■ **TASK DETAILS**:
Where a line holds the string "Contains", return that line.

■ **DATASET EXCERPTS**:
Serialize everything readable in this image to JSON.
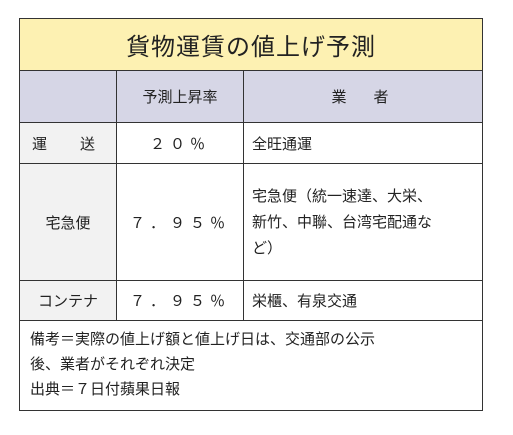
{
  "colors": {
    "title_bg": "#fdf1b2",
    "header_bg": "#d6d6e6",
    "label_bg": "#f2f2f2",
    "border": "#333333"
  },
  "title": "貨物運賃の値上げ予測",
  "table": {
    "headers": [
      "",
      "予測上昇率",
      "業　者"
    ],
    "rows": [
      {
        "label": "運　送",
        "rate": "２０％",
        "companies": [
          "全旺通運"
        ]
      },
      {
        "label": "宅急便",
        "rate": "７．９５％",
        "companies": [
          "宅急便（統一速達、大栄、",
          "新竹、中聯、台湾宅配通な",
          "ど）"
        ]
      },
      {
        "label": "コンテナ",
        "rate": "７．９５％",
        "companies": [
          "栄櫃、有泉交通"
        ]
      }
    ]
  },
  "notes": [
    "備考＝実際の値上げ額と値上げ日は、交通部の公示",
    "後、業者がそれぞれ決定",
    "出典＝７日付蘋果日報"
  ]
}
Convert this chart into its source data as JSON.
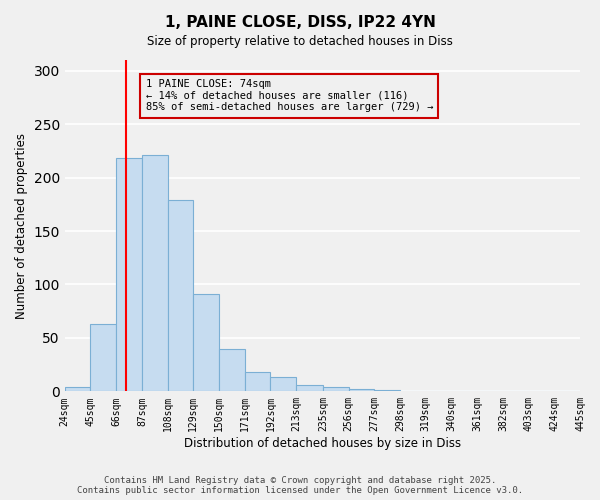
{
  "title": "1, PAINE CLOSE, DISS, IP22 4YN",
  "subtitle": "Size of property relative to detached houses in Diss",
  "xlabel": "Distribution of detached houses by size in Diss",
  "ylabel": "Number of detached properties",
  "bar_color": "#c6dcf0",
  "bar_edge_color": "#7bafd4",
  "bin_edges": [
    24,
    45,
    66,
    87,
    108,
    129,
    150,
    171,
    192,
    213,
    235,
    256,
    277,
    298,
    319,
    340,
    361,
    382,
    403,
    424,
    445
  ],
  "bin_labels": [
    "24sqm",
    "45sqm",
    "66sqm",
    "87sqm",
    "108sqm",
    "129sqm",
    "150sqm",
    "171sqm",
    "192sqm",
    "213sqm",
    "235sqm",
    "256sqm",
    "277sqm",
    "298sqm",
    "319sqm",
    "340sqm",
    "361sqm",
    "382sqm",
    "403sqm",
    "424sqm",
    "445sqm"
  ],
  "bar_heights": [
    4,
    63,
    218,
    221,
    179,
    91,
    40,
    18,
    13,
    6,
    4,
    2,
    1,
    0,
    0,
    0,
    0,
    0,
    0,
    0
  ],
  "vline_x": 74,
  "vline_color": "#ff0000",
  "ylim": [
    0,
    310
  ],
  "yticks": [
    0,
    50,
    100,
    150,
    200,
    250,
    300
  ],
  "annotation_title": "1 PAINE CLOSE: 74sqm",
  "annotation_line1": "← 14% of detached houses are smaller (116)",
  "annotation_line2": "85% of semi-detached houses are larger (729) →",
  "footer_line1": "Contains HM Land Registry data © Crown copyright and database right 2025.",
  "footer_line2": "Contains public sector information licensed under the Open Government Licence v3.0.",
  "background_color": "#f0f0f0",
  "grid_color": "#ffffff"
}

■ **SOLUTION BELOW**:
  "footer_line1": "Contains HM Land Registry data © Crown copyright and database right 2025.",
  "footer_line2": "Contains public sector information licensed under the Open Government Licence v3.0.",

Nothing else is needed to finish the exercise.